** WORK TO COMPLETE **
Restate, word for word, all of the material shown below.

** SUPPLIED RECORDS **

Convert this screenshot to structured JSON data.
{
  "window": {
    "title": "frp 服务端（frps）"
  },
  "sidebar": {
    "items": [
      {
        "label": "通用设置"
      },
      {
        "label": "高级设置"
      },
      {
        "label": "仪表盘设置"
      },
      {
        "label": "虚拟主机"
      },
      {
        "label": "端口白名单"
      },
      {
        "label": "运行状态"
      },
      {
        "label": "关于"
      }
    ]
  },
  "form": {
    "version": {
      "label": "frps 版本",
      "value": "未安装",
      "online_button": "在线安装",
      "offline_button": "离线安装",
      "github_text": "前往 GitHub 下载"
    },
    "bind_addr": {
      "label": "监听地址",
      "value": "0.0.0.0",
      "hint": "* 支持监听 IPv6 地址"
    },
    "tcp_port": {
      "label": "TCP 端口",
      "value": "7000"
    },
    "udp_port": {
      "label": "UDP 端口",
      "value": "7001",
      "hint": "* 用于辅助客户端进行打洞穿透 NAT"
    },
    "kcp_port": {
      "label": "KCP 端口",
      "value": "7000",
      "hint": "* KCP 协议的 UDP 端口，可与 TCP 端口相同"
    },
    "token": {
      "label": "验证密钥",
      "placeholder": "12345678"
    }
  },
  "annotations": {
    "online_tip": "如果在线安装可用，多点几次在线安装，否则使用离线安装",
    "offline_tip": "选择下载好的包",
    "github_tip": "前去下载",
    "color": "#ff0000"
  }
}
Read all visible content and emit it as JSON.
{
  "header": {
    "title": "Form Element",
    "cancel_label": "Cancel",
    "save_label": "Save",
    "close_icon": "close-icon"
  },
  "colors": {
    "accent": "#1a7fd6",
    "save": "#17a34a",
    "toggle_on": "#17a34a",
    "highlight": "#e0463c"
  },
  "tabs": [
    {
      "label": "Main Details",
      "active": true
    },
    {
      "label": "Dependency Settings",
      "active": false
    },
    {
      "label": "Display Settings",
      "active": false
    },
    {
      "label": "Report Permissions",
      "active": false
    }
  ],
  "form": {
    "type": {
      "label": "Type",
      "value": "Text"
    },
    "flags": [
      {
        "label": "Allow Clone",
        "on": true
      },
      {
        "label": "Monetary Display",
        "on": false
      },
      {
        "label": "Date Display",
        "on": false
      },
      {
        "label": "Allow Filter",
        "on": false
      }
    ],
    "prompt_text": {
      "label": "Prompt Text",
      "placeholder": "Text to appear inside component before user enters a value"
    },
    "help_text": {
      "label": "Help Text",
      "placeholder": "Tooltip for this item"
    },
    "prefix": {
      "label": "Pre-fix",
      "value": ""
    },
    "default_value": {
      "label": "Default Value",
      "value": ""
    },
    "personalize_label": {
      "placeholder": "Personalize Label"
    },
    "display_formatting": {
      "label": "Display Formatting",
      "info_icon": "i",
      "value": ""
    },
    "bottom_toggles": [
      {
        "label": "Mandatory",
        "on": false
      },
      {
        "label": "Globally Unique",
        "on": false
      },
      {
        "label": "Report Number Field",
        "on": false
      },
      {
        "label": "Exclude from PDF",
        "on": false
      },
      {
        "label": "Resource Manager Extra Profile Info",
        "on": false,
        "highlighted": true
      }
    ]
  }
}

** OUTPUT BELOW **
Convert this screenshot to structured JSON data.
{
  "window": {
    "title": "frp 服务端（frps）"
  },
  "sidebar": {
    "items": [
      {
        "label": "通用设置"
      },
      {
        "label": "高级设置"
      },
      {
        "label": "仪表盘设置"
      },
      {
        "label": "虚拟主机"
      },
      {
        "label": "端口白名单"
      },
      {
        "label": "运行状态"
      },
      {
        "label": "关于"
      }
    ]
  },
  "form": {
    "version": {
      "label": "frps 版本",
      "value": "未安装",
      "online_button": "在线安装",
      "offline_button": "离线安装",
      "github_text": "前往 GitHub 下载"
    },
    "bind_addr": {
      "label": "监听地址",
      "value": "0.0.0.0",
      "hint": "* 支持监听 IPv6 地址"
    },
    "tcp_port": {
      "label": "TCP 端口",
      "value": "7000"
    },
    "udp_port": {
      "label": "UDP 端口",
      "value": "7001",
      "hint": "* 用于辅助客户端进行打洞穿透 NAT"
    },
    "kcp_port": {
      "label": "KCP 端口",
      "value": "7000",
      "hint": "* KCP 协议的 UDP 端口，可与 TCP 端口相同"
    },
    "token": {
      "label": "验证密钥",
      "placeholder": "12345678"
    }
  },
  "annotations": {
    "online_tip": "如果在线安装可用，多点几次在线安装，否则使用离线安装",
    "offline_tip": "选择下载好的包",
    "github_tip": "前去下载",
    "color": "#ff0000"
  }
}
Read all visible content and emit it as JSON.
{
  "header": {
    "title": "Form Element",
    "cancel_label": "Cancel",
    "save_label": "Save",
    "close_icon": "close-icon"
  },
  "colors": {
    "accent": "#1a7fd6",
    "save": "#17a34a",
    "toggle_on": "#17a34a",
    "highlight": "#e0463c"
  },
  "tabs": [
    {
      "label": "Main Details",
      "active": true
    },
    {
      "label": "Dependency Settings",
      "active": false
    },
    {
      "label": "Display Settings",
      "active": false
    },
    {
      "label": "Report Permissions",
      "active": false
    }
  ],
  "form": {
    "type": {
      "label": "Type",
      "value": "Text"
    },
    "flags": [
      {
        "label": "Allow Clone",
        "on": true
      },
      {
        "label": "Monetary Display",
        "on": false
      },
      {
        "label": "Date Display",
        "on": false
      },
      {
        "label": "Allow Filter",
        "on": false
      }
    ],
    "prompt_text": {
      "label": "Prompt Text",
      "placeholder": "Text to appear inside component before user enters a value"
    },
    "help_text": {
      "label": "Help Text",
      "placeholder": "Tooltip for this item"
    },
    "prefix": {
      "label": "Pre-fix",
      "value": ""
    },
    "default_value": {
      "label": "Default Value",
      "value": ""
    },
    "personalize_label": {
      "placeholder": "Personalize Label"
    },
    "display_formatting": {
      "label": "Display Formatting",
      "info_icon": "i",
      "value": ""
    },
    "bottom_toggles": [
      {
        "label": "Mandatory",
        "on": false
      },
      {
        "label": "Globally Unique",
        "on": false
      },
      {
        "label": "Report Number Field",
        "on": false
      },
      {
        "label": "Exclude from PDF",
        "on": false
      },
      {
        "label": "Resource Manager Extra Profile Info",
        "on": false,
        "highlighted": true
      }
    ]
  }
}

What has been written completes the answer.